EXERCISE INPUT:
+ + + + + + +

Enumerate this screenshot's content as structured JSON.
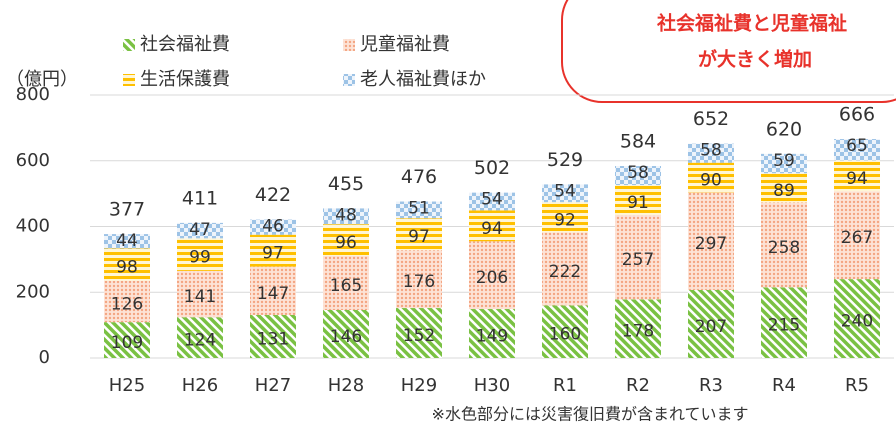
{
  "chart_data": {
    "type": "stacked_bar",
    "y_unit_label": "（億円）",
    "categories": [
      "H25",
      "H26",
      "H27",
      "H28",
      "H29",
      "H30",
      "R1",
      "R2",
      "R3",
      "R4",
      "R5"
    ],
    "series": [
      {
        "name": "社会福祉費",
        "color": "#7ac143",
        "values": [
          109,
          124,
          131,
          146,
          152,
          149,
          160,
          178,
          207,
          215,
          240
        ]
      },
      {
        "name": "児童福祉費",
        "color": "#f4a582",
        "values": [
          126,
          141,
          147,
          165,
          176,
          206,
          222,
          257,
          297,
          258,
          267
        ]
      },
      {
        "name": "生活保護費",
        "color": "#ffc000",
        "values": [
          98,
          99,
          97,
          96,
          97,
          94,
          92,
          91,
          90,
          89,
          94
        ]
      },
      {
        "name": "老人福祉費ほか",
        "color": "#9dc3e6",
        "values": [
          44,
          47,
          46,
          48,
          51,
          54,
          54,
          58,
          58,
          59,
          65
        ]
      }
    ],
    "totals": [
      377,
      411,
      422,
      455,
      476,
      502,
      529,
      584,
      652,
      620,
      666
    ],
    "ylim": [
      0,
      800
    ],
    "yticks": [
      0,
      200,
      400,
      600,
      800
    ],
    "grid": true,
    "annotation": [
      "社会福祉費と児童福祉",
      "が大きく増加"
    ],
    "footnote": "※水色部分には災害復旧費が含まれています"
  }
}
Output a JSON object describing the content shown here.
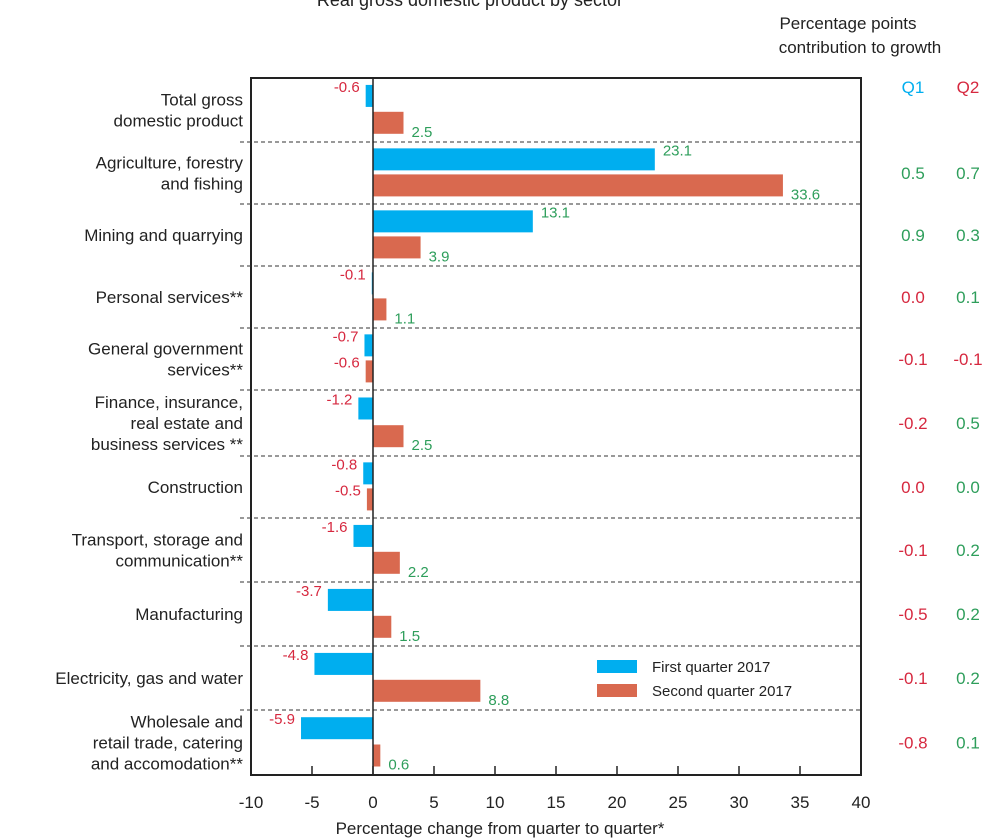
{
  "chart_data": {
    "type": "bar",
    "orientation": "horizontal",
    "title": "Real gross domestic product by sector",
    "xlabel": "Percentage change from quarter to quarter*",
    "xlim": [
      -10,
      40
    ],
    "xticks": [
      "-10",
      "-5",
      "0",
      "5",
      "10",
      "15",
      "20",
      "25",
      "30",
      "35",
      "40"
    ],
    "categories": [
      "Total gross domestic product",
      "Agriculture, forestry and fishing",
      "Mining and quarrying",
      "Personal services**",
      "General government services**",
      "Finance, insurance, real estate and business services **",
      "Construction",
      "Transport, storage and communication**",
      "Manufacturing",
      "Electricity, gas and water",
      "Wholesale and retail trade, catering and accomodation**"
    ],
    "category_lines": [
      [
        "Total gross",
        "domestic product"
      ],
      [
        "Agriculture, forestry",
        "and fishing"
      ],
      [
        "Mining and quarrying"
      ],
      [
        "Personal services**"
      ],
      [
        "General government",
        "services**"
      ],
      [
        "Finance, insurance,",
        "real estate and",
        "business services **"
      ],
      [
        "Construction"
      ],
      [
        "Transport, storage and",
        "communication**"
      ],
      [
        "Manufacturing"
      ],
      [
        "Electricity, gas and water"
      ],
      [
        "Wholesale and",
        "retail trade, catering",
        "and accomodation**"
      ]
    ],
    "series": [
      {
        "name": "First quarter 2017",
        "color": "#00aeef",
        "values": [
          -0.6,
          23.1,
          13.1,
          -0.1,
          -0.7,
          -1.2,
          -0.8,
          -1.6,
          -3.7,
          -4.8,
          -5.9
        ]
      },
      {
        "name": "Second quarter 2017",
        "color": "#d9694f",
        "values": [
          2.5,
          33.6,
          3.9,
          1.1,
          -0.6,
          2.5,
          -0.5,
          2.2,
          1.5,
          8.8,
          0.6
        ]
      }
    ],
    "value_labels": {
      "q1": [
        "-0.6",
        "23.1",
        "13.1",
        "-0.1",
        "-0.7",
        "-1.2",
        "-0.8",
        "-1.6",
        "-3.7",
        "-4.8",
        "-5.9"
      ],
      "q2": [
        "2.5",
        "33.6",
        "3.9",
        "1.1",
        "-0.6",
        "2.5",
        "-0.5",
        "2.2",
        "1.5",
        "8.8",
        "0.6"
      ]
    },
    "legend_position": "inside-lower-right",
    "grid": false,
    "positive_color": "#2e9e5b",
    "negative_color": "#d6283f",
    "contribution": {
      "heading_line1": "Percentage points",
      "heading_line2": "contribution to growth",
      "q1_header": "Q1",
      "q2_header": "Q2",
      "q1_header_color": "#00aeef",
      "q2_header_color": "#d6283f",
      "q1_values": [
        "",
        "0.5",
        "0.9",
        "0.0",
        "-0.1",
        "-0.2",
        "0.0",
        "-0.1",
        "-0.5",
        "-0.1",
        "-0.8"
      ],
      "q2_values": [
        "",
        "0.7",
        "0.3",
        "0.1",
        "-0.1",
        "0.5",
        "0.0",
        "0.2",
        "0.2",
        "0.2",
        "0.1"
      ],
      "q1_colors": [
        "",
        "#2e9e5b",
        "#2e9e5b",
        "#d6283f",
        "#d6283f",
        "#d6283f",
        "#d6283f",
        "#d6283f",
        "#d6283f",
        "#d6283f",
        "#d6283f"
      ],
      "q2_colors": [
        "",
        "#2e9e5b",
        "#2e9e5b",
        "#2e9e5b",
        "#d6283f",
        "#2e9e5b",
        "#2e9e5b",
        "#2e9e5b",
        "#2e9e5b",
        "#2e9e5b",
        "#2e9e5b"
      ]
    }
  }
}
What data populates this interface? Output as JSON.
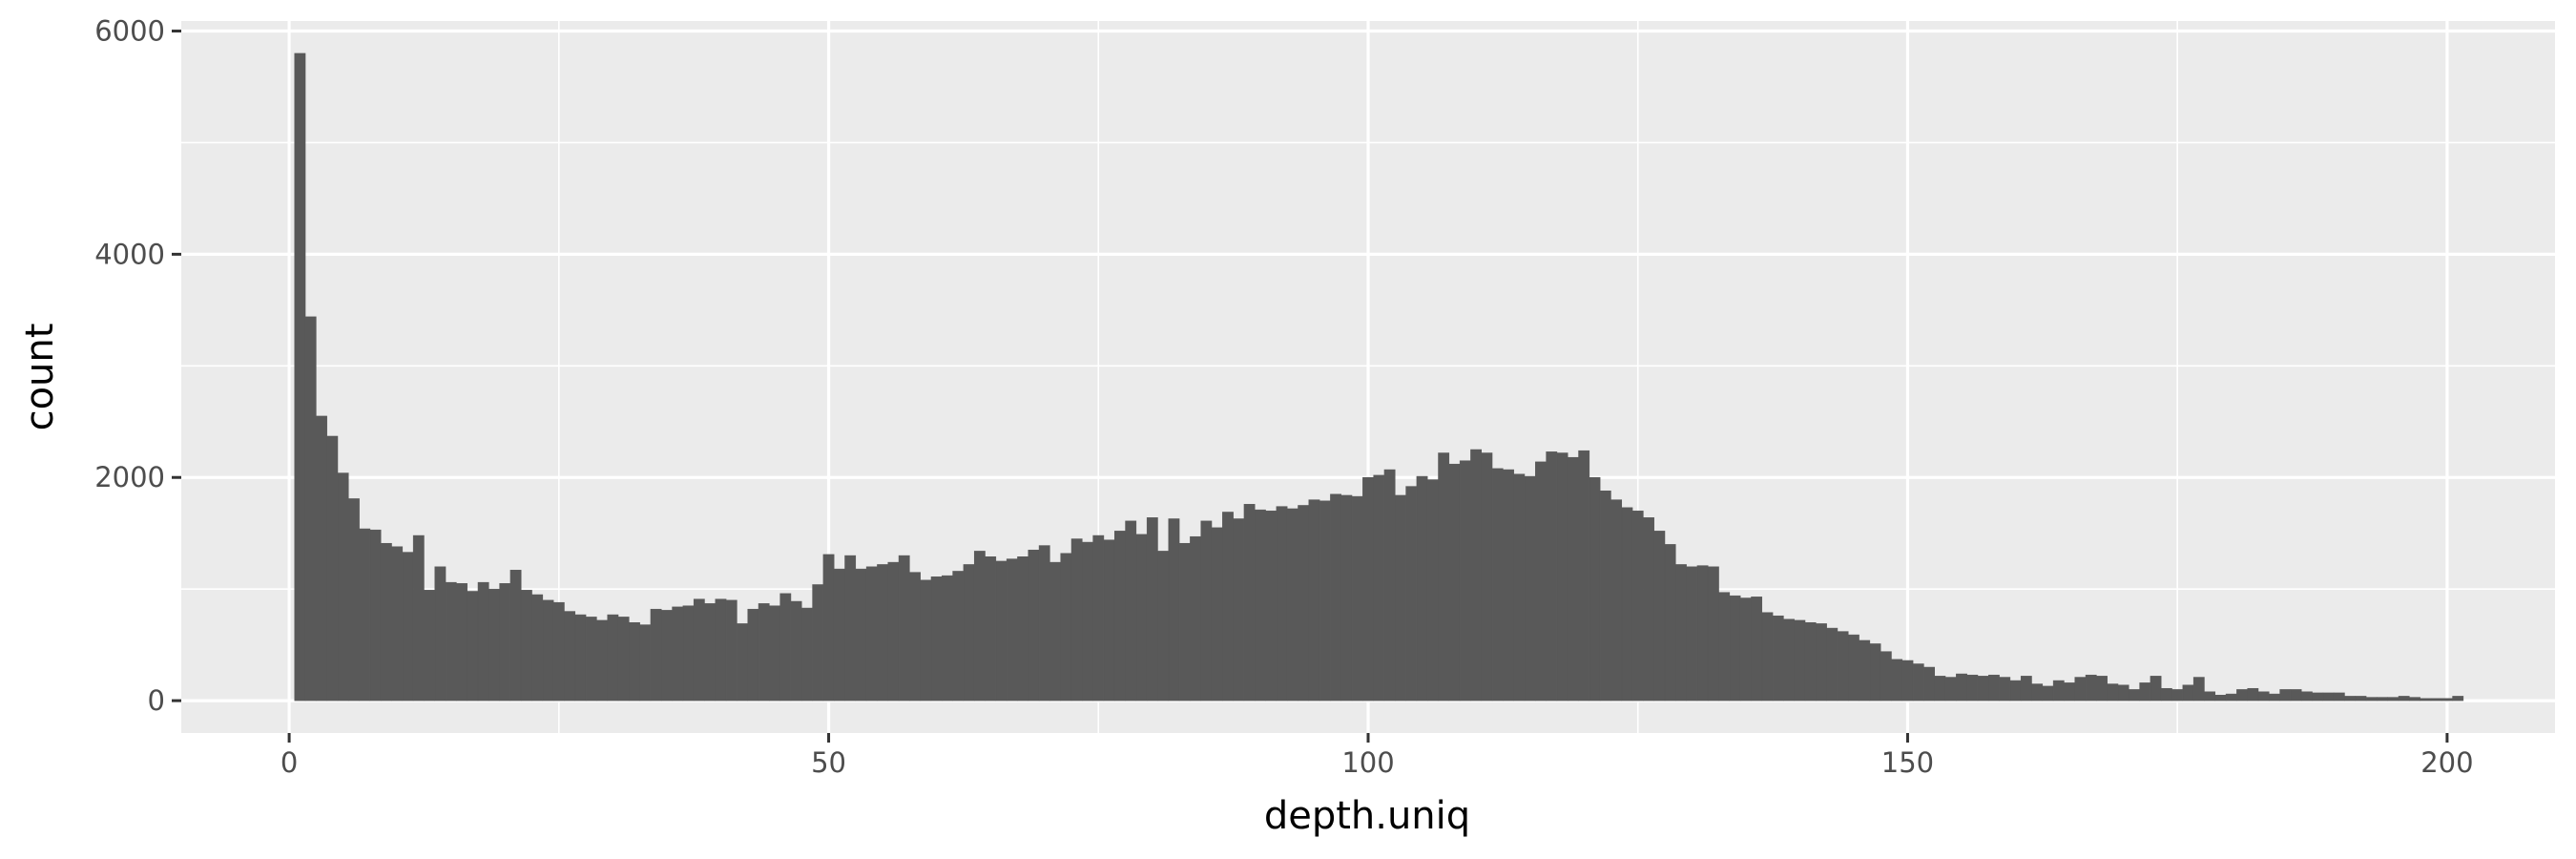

+ + + + + + +

YOUR OBJECTIVE:
Return the whole listing, word for word, and leave out every picture.

EXERCISE RESPONSE:
Enumerate this screenshot's content as structured JSON.
{
  "chart_data": {
    "type": "stacked_bar",
    "y_unit_label": "（億円）",
    "categories": [
      "H25",
      "H26",
      "H27",
      "H28",
      "H29",
      "H30",
      "R1",
      "R2",
      "R3",
      "R4",
      "R5"
    ],
    "series": [
      {
        "name": "社会福祉費",
        "color": "#7ac143",
        "values": [
          109,
          124,
          131,
          146,
          152,
          149,
          160,
          178,
          207,
          215,
          240
        ]
      },
      {
        "name": "児童福祉費",
        "color": "#f4a582",
        "values": [
          126,
          141,
          147,
          165,
          176,
          206,
          222,
          257,
          297,
          258,
          267
        ]
      },
      {
        "name": "生活保護費",
        "color": "#ffc000",
        "values": [
          98,
          99,
          97,
          96,
          97,
          94,
          92,
          91,
          90,
          89,
          94
        ]
      },
      {
        "name": "老人福祉費ほか",
        "color": "#9dc3e6",
        "values": [
          44,
          47,
          46,
          48,
          51,
          54,
          54,
          58,
          58,
          59,
          65
        ]
      }
    ],
    "totals": [
      377,
      411,
      422,
      455,
      476,
      502,
      529,
      584,
      652,
      620,
      666
    ],
    "ylim": [
      0,
      800
    ],
    "yticks": [
      0,
      200,
      400,
      600,
      800
    ],
    "grid": true,
    "annotation": [
      "社会福祉費と児童福祉",
      "が大きく増加"
    ],
    "footnote": "※水色部分には災害復旧費が含まれています"
  }
}
Output a JSON object describing the content shown here.
{
  "chart_data": {
    "type": "bar",
    "orientation": "horizontal",
    "title": "Real gross domestic product by sector",
    "xlabel": "Percentage change from quarter to quarter*",
    "xlim": [
      -10,
      40
    ],
    "xticks": [
      "-10",
      "-5",
      "0",
      "5",
      "10",
      "15",
      "20",
      "25",
      "30",
      "35",
      "40"
    ],
    "categories": [
      "Total gross domestic product",
      "Agriculture, forestry and fishing",
      "Mining and quarrying",
      "Personal services**",
      "General government services**",
      "Finance, insurance, real estate and business services **",
      "Construction",
      "Transport, storage and communication**",
      "Manufacturing",
      "Electricity, gas and water",
      "Wholesale and retail trade, catering and accomodation**"
    ],
    "category_lines": [
      [
        "Total gross",
        "domestic product"
      ],
      [
        "Agriculture, forestry",
        "and fishing"
      ],
      [
        "Mining and quarrying"
      ],
      [
        "Personal services**"
      ],
      [
        "General government",
        "services**"
      ],
      [
        "Finance, insurance,",
        "real estate and",
        "business services **"
      ],
      [
        "Construction"
      ],
      [
        "Transport, storage and",
        "communication**"
      ],
      [
        "Manufacturing"
      ],
      [
        "Electricity, gas and water"
      ],
      [
        "Wholesale and",
        "retail trade, catering",
        "and accomodation**"
      ]
    ],
    "series": [
      {
        "name": "First quarter 2017",
        "color": "#00aeef",
        "values": [
          -0.6,
          23.1,
          13.1,
          -0.1,
          -0.7,
          -1.2,
          -0.8,
          -1.6,
          -3.7,
          -4.8,
          -5.9
        ]
      },
      {
        "name": "Second quarter 2017",
        "color": "#d9694f",
        "values": [
          2.5,
          33.6,
          3.9,
          1.1,
          -0.6,
          2.5,
          -0.5,
          2.2,
          1.5,
          8.8,
          0.6
        ]
      }
    ],
    "value_labels": {
      "q1": [
        "-0.6",
        "23.1",
        "13.1",
        "-0.1",
        "-0.7",
        "-1.2",
        "-0.8",
        "-1.6",
        "-3.7",
        "-4.8",
        "-5.9"
      ],
      "q2": [
        "2.5",
        "33.6",
        "3.9",
        "1.1",
        "-0.6",
        "2.5",
        "-0.5",
        "2.2",
        "1.5",
        "8.8",
        "0.6"
      ]
    },
    "legend_position": "inside-lower-right",
    "grid": false,
    "positive_color": "#2e9e5b",
    "negative_color": "#d6283f",
    "contribution": {
      "heading_line1": "Percentage points",
      "heading_line2": "contribution to growth",
      "q1_header": "Q1",
      "q2_header": "Q2",
      "q1_header_color": "#00aeef",
      "q2_header_color": "#d6283f",
      "q1_values": [
        "",
        "0.5",
        "0.9",
        "0.0",
        "-0.1",
        "-0.2",
        "0.0",
        "-0.1",
        "-0.5",
        "-0.1",
        "-0.8"
      ],
      "q2_values": [
        "",
        "0.7",
        "0.3",
        "0.1",
        "-0.1",
        "0.5",
        "0.0",
        "0.2",
        "0.2",
        "0.2",
        "0.1"
      ],
      "q1_colors": [
        "",
        "#2e9e5b",
        "#2e9e5b",
        "#d6283f",
        "#d6283f",
        "#d6283f",
        "#d6283f",
        "#d6283f",
        "#d6283f",
        "#d6283f",
        "#d6283f"
      ],
      "q2_colors": [
        "",
        "#2e9e5b",
        "#2e9e5b",
        "#2e9e5b",
        "#d6283f",
        "#2e9e5b",
        "#2e9e5b",
        "#2e9e5b",
        "#2e9e5b",
        "#2e9e5b",
        "#2e9e5b"
      ]
    }
  }
}
What data populates this interface? Output as JSON.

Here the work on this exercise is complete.